• EXERCISE TASK:
Nothing in the records may be left out or altered; reproduce them all exactly.

● ● ●

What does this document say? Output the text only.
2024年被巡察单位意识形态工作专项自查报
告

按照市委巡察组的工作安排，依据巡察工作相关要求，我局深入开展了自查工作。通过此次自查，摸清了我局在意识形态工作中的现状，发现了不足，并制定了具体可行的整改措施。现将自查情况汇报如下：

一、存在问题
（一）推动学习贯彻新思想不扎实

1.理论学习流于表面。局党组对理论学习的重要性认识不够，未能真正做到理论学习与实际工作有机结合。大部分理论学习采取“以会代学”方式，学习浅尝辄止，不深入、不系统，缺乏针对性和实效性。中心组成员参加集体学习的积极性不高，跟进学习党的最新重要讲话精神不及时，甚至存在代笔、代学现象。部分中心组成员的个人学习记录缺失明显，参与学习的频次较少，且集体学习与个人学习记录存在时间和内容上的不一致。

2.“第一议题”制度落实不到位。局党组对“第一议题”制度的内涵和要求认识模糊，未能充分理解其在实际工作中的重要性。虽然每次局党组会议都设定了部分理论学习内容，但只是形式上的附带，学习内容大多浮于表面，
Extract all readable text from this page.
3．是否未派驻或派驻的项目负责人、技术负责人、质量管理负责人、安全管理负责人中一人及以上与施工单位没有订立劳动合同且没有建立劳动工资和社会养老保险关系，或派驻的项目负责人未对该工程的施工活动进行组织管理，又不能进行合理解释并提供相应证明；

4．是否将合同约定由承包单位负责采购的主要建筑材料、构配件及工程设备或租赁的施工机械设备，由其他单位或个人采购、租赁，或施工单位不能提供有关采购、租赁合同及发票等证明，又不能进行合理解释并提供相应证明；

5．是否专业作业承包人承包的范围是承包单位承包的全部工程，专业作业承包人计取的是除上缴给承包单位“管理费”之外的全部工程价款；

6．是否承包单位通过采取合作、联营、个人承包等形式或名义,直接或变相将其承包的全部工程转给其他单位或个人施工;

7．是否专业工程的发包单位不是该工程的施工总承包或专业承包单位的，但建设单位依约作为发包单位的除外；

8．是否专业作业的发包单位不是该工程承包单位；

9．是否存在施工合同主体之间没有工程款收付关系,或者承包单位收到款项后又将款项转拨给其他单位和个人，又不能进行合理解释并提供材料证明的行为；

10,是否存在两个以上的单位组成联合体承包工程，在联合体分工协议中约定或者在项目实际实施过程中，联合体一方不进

● ● ●

• SOLUTION TO THIS EXERCISE:
What does this document say? Output the text only.
2024年被巡察单位意识形态工作专项自查报
告

按照市委巡察组的工作安排，依据巡察工作相关要求，我局深入开展了自查工作。通过此次自查，摸清了我局在意识形态工作中的现状，发现了不足，并制定了具体可行的整改措施。现将自查情况汇报如下：

一、存在问题
（一）推动学习贯彻新思想不扎实

1.理论学习流于表面。局党组对理论学习的重要性认识不够，未能真正做到理论学习与实际工作有机结合。大部分理论学习采取“以会代学”方式，学习浅尝辄止，不深入、不系统，缺乏针对性和实效性。中心组成员参加集体学习的积极性不高，跟进学习党的最新重要讲话精神不及时，甚至存在代笔、代学现象。部分中心组成员的个人学习记录缺失明显，参与学习的频次较少，且集体学习与个人学习记录存在时间和内容上的不一致。

2.“第一议题”制度落实不到位。局党组对“第一议题”制度的内涵和要求认识模糊，未能充分理解其在实际工作中的重要性。虽然每次局党组会议都设定了部分理论学习内容，但只是形式上的附带，学习内容大多浮于表面，
Extract all readable text from this page.
3．是否未派驻或派驻的项目负责人、技术负责人、质量管理负责人、安全管理负责人中一人及以上与施工单位没有订立劳动合同且没有建立劳动工资和社会养老保险关系，或派驻的项目负责人未对该工程的施工活动进行组织管理，又不能进行合理解释并提供相应证明；

4．是否将合同约定由承包单位负责采购的主要建筑材料、构配件及工程设备或租赁的施工机械设备，由其他单位或个人采购、租赁，或施工单位不能提供有关采购、租赁合同及发票等证明，又不能进行合理解释并提供相应证明；

5．是否专业作业承包人承包的范围是承包单位承包的全部工程，专业作业承包人计取的是除上缴给承包单位“管理费”之外的全部工程价款；

6．是否承包单位通过采取合作、联营、个人承包等形式或名义,直接或变相将其承包的全部工程转给其他单位或个人施工;

7．是否专业工程的发包单位不是该工程的施工总承包或专业承包单位的，但建设单位依约作为发包单位的除外；

8．是否专业作业的发包单位不是该工程承包单位；

9．是否存在施工合同主体之间没有工程款收付关系,或者承包单位收到款项后又将款项转拨给其他单位和个人，又不能进行合理解释并提供材料证明的行为；

10,是否存在两个以上的单位组成联合体承包工程，在联合体分工协议中约定或者在项目实际实施过程中，联合体一方不进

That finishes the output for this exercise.